_Direction_
Reproduce the listing exactly and skip over any pictures.

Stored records
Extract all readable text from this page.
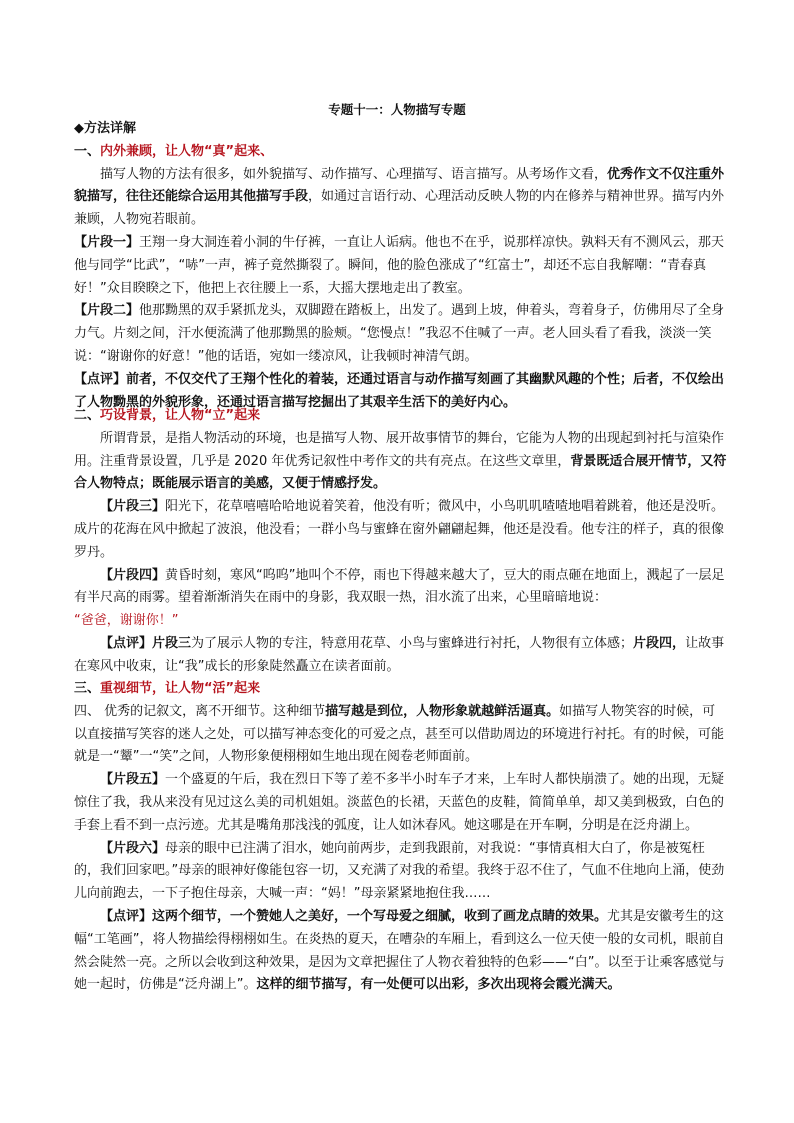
专题十一：人物描写专题

◆方法详解

一、内外兼顾，让人物“真”起来、

描写人物的方法有很多，如外貌描写、动作描写、心理描写、语言描写。从考场作文看，优秀作文不仅注重外貌描写，往往还能综合运用其他描写手段，如通过言语行动、心理活动反映人物的内在修养与精神世界。描写内外兼顾，人物宛若眼前。

【片段一】王翔一身大洞连着小洞的牛仔裤，一直让人诟病。他也不在乎，说那样凉快。孰料天有不测风云，那天他与同学“比武”，“哧”一声，裤子竟然撕裂了。瞬间，他的脸色涨成了“红富士”，却还不忘自我解嘲：“青春真好！”众目睽睽之下，他把上衣往腰上一系，大摇大摆地走出了教室。

【片段二】他那黝黑的双手紧抓龙头，双脚蹬在踏板上，出发了。遇到上坡，伸着头，弯着身子，仿佛用尽了全身力气。片刻之间，汗水便流满了他那黝黑的脸颊。“您慢点！”我忍不住喊了一声。老人回头看了看我，淡淡一笑说：“谢谢你的好意！”他的话语，宛如一缕凉风，让我顿时神清气朗。

【点评】前者，不仅交代了王翔个性化的着装，还通过语言与动作描写刻画了其幽默风趣的个性；后者，不仅绘出了人物黝黑的外貌形象，还通过语言描写挖掘出了其艰辛生活下的美好内心。

二、巧设背景，让人物“立”起来

所谓背景，是指人物活动的环境，也是描写人物、展开故事情节的舞台，它能为人物的出现起到衬托与渲染作用。注重背景设置，几乎是 2020 年优秀记叙性中考作文的共有亮点。在这些文章里，背景既适合展开情节，又符合人物特点；既能展示语言的美感，又便于情感抒发。

【片段三】阳光下，花草嘻嘻哈哈地说着笑着，他没有听；微风中，小鸟叽叽喳喳地唱着跳着，他还是没听。成片的花海在风中掀起了波浪，他没看；一群小鸟与蜜蜂在窗外翩翩起舞，他还是没看。他专注的样子，真的很像罗丹。

【片段四】黄昏时刻，寒风“呜呜”地叫个不停，雨也下得越来越大了，豆大的雨点砸在地面上，溅起了一层足有半尺高的雨雾。望着渐渐消失在雨中的身影，我双眼一热，泪水流了出来，心里暗暗地说：
“爸爸，谢谢你！”

【点评】片段三为了展示人物的专注，特意用花草、小鸟与蜜蜂进行衬托，人物很有立体感；片段四，让故事在寒风中收束，让“我”成长的形象陡然矗立在读者面前。

三、重视细节，让人物“活”起来

四、 优秀的记叙文，离不开细节。这种细节描写越是到位，人物形象就越鲜活逼真。如描写人物笑容的时候，可以直接描写笑容的迷人之处，可以描写神态变化的可爱之点，甚至可以借助周边的环境进行衬托。有的时候，可能就是一“颦”一“笑”之间，人物形象便栩栩如生地出现在阅卷老师面前。

【片段五】一个盛夏的午后，我在烈日下等了差不多半小时车子才来，上车时人都快崩溃了。她的出现，无疑惊住了我，我从来没有见过这么美的司机姐姐。淡蓝色的长裙，天蓝色的皮鞋，简简单单，却又美到极致，白色的手套上看不到一点污迹。尤其是嘴角那浅浅的弧度，让人如沐春风。她这哪是在开车啊，分明是在泛舟湖上。

【片段六】母亲的眼中已注满了泪水，她向前两步，走到我跟前，对我说：“事情真相大白了，你是被冤枉的，我们回家吧。”母亲的眼神好像能包容一切，又充满了对我的希望。我终于忍不住了，气血不住地向上涌，使劲儿向前跑去，一下子抱住母亲，大喊一声：“妈！”母亲紧紧地抱住我……

【点评】这两个细节，一个赞她人之美好，一个写母爱之细腻，收到了画龙点睛的效果。尤其是安徽考生的这幅“工笔画”，将人物描绘得栩栩如生。在炎热的夏天，在嘈杂的车厢上，看到这么一位天使一般的女司机，眼前自然会陡然一亮。之所以会收到这种效果，是因为文章把握住了人物衣着独特的色彩——“白”。以至于让乘客感觉与她一起时，仿佛是“泛舟湖上”。这样的细节描写，有一处便可以出彩，多次出现将会霞光满天。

_Expected answer_
Extract all readable text from this page.
专题十一：人物描写专题

◆方法详解

一、内外兼顾，让人物“真”起来、

描写人物的方法有很多，如外貌描写、动作描写、心理描写、语言描写。从考场作文看，优秀作文不仅注重外貌描写，往往还能综合运用其他描写手段，如通过言语行动、心理活动反映人物的内在修养与精神世界。描写内外兼顾，人物宛若眼前。

【片段一】王翔一身大洞连着小洞的牛仔裤，一直让人诟病。他也不在乎，说那样凉快。孰料天有不测风云，那天他与同学“比武”，“哧”一声，裤子竟然撕裂了。瞬间，他的脸色涨成了“红富士”，却还不忘自我解嘲：“青春真好！”众目睽睽之下，他把上衣往腰上一系，大摇大摆地走出了教室。

【片段二】他那黝黑的双手紧抓龙头，双脚蹬在踏板上，出发了。遇到上坡，伸着头，弯着身子，仿佛用尽了全身力气。片刻之间，汗水便流满了他那黝黑的脸颊。“您慢点！”我忍不住喊了一声。老人回头看了看我，淡淡一笑说：“谢谢你的好意！”他的话语，宛如一缕凉风，让我顿时神清气朗。

【点评】前者，不仅交代了王翔个性化的着装，还通过语言与动作描写刻画了其幽默风趣的个性；后者，不仅绘出了人物黝黑的外貌形象，还通过语言描写挖掘出了其艰辛生活下的美好内心。

二、巧设背景，让人物“立”起来

所谓背景，是指人物活动的环境，也是描写人物、展开故事情节的舞台，它能为人物的出现起到衬托与渲染作用。注重背景设置，几乎是 2020 年优秀记叙性中考作文的共有亮点。在这些文章里，背景既适合展开情节，又符合人物特点；既能展示语言的美感，又便于情感抒发。

【片段三】阳光下，花草嘻嘻哈哈地说着笑着，他没有听；微风中，小鸟叽叽喳喳地唱着跳着，他还是没听。成片的花海在风中掀起了波浪，他没看；一群小鸟与蜜蜂在窗外翩翩起舞，他还是没看。他专注的样子，真的很像罗丹。

【片段四】黄昏时刻，寒风“呜呜”地叫个不停，雨也下得越来越大了，豆大的雨点砸在地面上，溅起了一层足有半尺高的雨雾。望着渐渐消失在雨中的身影，我双眼一热，泪水流了出来，心里暗暗地说：
“爸爸，谢谢你！”

【点评】片段三为了展示人物的专注，特意用花草、小鸟与蜜蜂进行衬托，人物很有立体感；片段四，让故事在寒风中收束，让“我”成长的形象陡然矗立在读者面前。

三、重视细节，让人物“活”起来

四、 优秀的记叙文，离不开细节。这种细节描写越是到位，人物形象就越鲜活逼真。如描写人物笑容的时候，可以直接描写笑容的迷人之处，可以描写神态变化的可爱之点，甚至可以借助周边的环境进行衬托。有的时候，可能就是一“颦”一“笑”之间，人物形象便栩栩如生地出现在阅卷老师面前。

【片段五】一个盛夏的午后，我在烈日下等了差不多半小时车子才来，上车时人都快崩溃了。她的出现，无疑惊住了我，我从来没有见过这么美的司机姐姐。淡蓝色的长裙，天蓝色的皮鞋，简简单单，却又美到极致，白色的手套上看不到一点污迹。尤其是嘴角那浅浅的弧度，让人如沐春风。她这哪是在开车啊，分明是在泛舟湖上。

【片段六】母亲的眼中已注满了泪水，她向前两步，走到我跟前，对我说：“事情真相大白了，你是被冤枉的，我们回家吧。”母亲的眼神好像能包容一切，又充满了对我的希望。我终于忍不住了，气血不住地向上涌，使劲儿向前跑去，一下子抱住母亲，大喊一声：“妈！”母亲紧紧地抱住我……

【点评】这两个细节，一个赞她人之美好，一个写母爱之细腻，收到了画龙点睛的效果。尤其是安徽考生的这幅“工笔画”，将人物描绘得栩栩如生。在炎热的夏天，在嘈杂的车厢上，看到这么一位天使一般的女司机，眼前自然会陡然一亮。之所以会收到这种效果，是因为文章把握住了人物衣着独特的色彩——“白”。以至于让乘客感觉与她一起时，仿佛是“泛舟湖上”。这样的细节描写，有一处便可以出彩，多次出现将会霞光满天。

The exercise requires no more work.